§ TASK OBJECTIVE
Repeat all of the data precisely.

§ MATERIAL SHOWN
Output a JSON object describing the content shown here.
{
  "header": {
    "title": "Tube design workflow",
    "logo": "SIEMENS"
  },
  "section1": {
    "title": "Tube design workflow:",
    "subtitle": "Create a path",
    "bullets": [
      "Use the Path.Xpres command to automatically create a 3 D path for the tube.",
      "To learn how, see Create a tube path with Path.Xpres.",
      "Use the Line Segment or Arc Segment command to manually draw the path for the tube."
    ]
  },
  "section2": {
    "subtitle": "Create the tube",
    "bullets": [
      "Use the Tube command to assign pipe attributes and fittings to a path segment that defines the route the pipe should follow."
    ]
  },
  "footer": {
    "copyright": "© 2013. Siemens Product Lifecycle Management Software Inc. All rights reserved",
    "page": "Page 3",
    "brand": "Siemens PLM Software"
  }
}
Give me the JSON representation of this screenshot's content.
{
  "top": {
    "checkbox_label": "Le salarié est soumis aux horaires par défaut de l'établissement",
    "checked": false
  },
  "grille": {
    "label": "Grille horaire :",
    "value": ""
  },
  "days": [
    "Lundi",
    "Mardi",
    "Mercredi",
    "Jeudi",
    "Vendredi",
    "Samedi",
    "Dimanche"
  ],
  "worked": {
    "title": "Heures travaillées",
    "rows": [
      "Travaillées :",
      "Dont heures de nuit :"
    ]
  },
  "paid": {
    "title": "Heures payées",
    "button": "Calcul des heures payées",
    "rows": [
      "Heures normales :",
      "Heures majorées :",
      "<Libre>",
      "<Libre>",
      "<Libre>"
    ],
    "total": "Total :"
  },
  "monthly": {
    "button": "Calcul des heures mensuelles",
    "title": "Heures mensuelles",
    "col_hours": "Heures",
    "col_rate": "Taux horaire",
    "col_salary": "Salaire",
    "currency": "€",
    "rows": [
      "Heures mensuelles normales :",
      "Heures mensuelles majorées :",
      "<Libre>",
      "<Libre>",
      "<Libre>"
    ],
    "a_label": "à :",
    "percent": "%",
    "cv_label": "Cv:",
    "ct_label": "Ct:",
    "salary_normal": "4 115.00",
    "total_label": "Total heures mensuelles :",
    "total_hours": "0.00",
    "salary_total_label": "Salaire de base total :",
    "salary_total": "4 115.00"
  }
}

§ ANSWER FOR THIS EXERCISE
Output a JSON object describing the content shown here.
{
  "header": {
    "title": "Tube design workflow",
    "logo": "SIEMENS"
  },
  "section1": {
    "title": "Tube design workflow:",
    "subtitle": "Create a path",
    "bullets": [
      "Use the Path.Xpres command to automatically create a 3 D path for the tube.",
      "To learn how, see Create a tube path with Path.Xpres.",
      "Use the Line Segment or Arc Segment command to manually draw the path for the tube."
    ]
  },
  "section2": {
    "subtitle": "Create the tube",
    "bullets": [
      "Use the Tube command to assign pipe attributes and fittings to a path segment that defines the route the pipe should follow."
    ]
  },
  "footer": {
    "copyright": "© 2013. Siemens Product Lifecycle Management Software Inc. All rights reserved",
    "page": "Page 3",
    "brand": "Siemens PLM Software"
  }
}
Give me the JSON representation of this screenshot's content.
{
  "top": {
    "checkbox_label": "Le salarié est soumis aux horaires par défaut de l'établissement",
    "checked": false
  },
  "grille": {
    "label": "Grille horaire :",
    "value": ""
  },
  "days": [
    "Lundi",
    "Mardi",
    "Mercredi",
    "Jeudi",
    "Vendredi",
    "Samedi",
    "Dimanche"
  ],
  "worked": {
    "title": "Heures travaillées",
    "rows": [
      "Travaillées :",
      "Dont heures de nuit :"
    ]
  },
  "paid": {
    "title": "Heures payées",
    "button": "Calcul des heures payées",
    "rows": [
      "Heures normales :",
      "Heures majorées :",
      "<Libre>",
      "<Libre>",
      "<Libre>"
    ],
    "total": "Total :"
  },
  "monthly": {
    "button": "Calcul des heures mensuelles",
    "title": "Heures mensuelles",
    "col_hours": "Heures",
    "col_rate": "Taux horaire",
    "col_salary": "Salaire",
    "currency": "€",
    "rows": [
      "Heures mensuelles normales :",
      "Heures mensuelles majorées :",
      "<Libre>",
      "<Libre>",
      "<Libre>"
    ],
    "a_label": "à :",
    "percent": "%",
    "cv_label": "Cv:",
    "ct_label": "Ct:",
    "salary_normal": "4 115.00",
    "total_label": "Total heures mensuelles :",
    "total_hours": "0.00",
    "salary_total_label": "Salaire de base total :",
    "salary_total": "4 115.00"
  }
}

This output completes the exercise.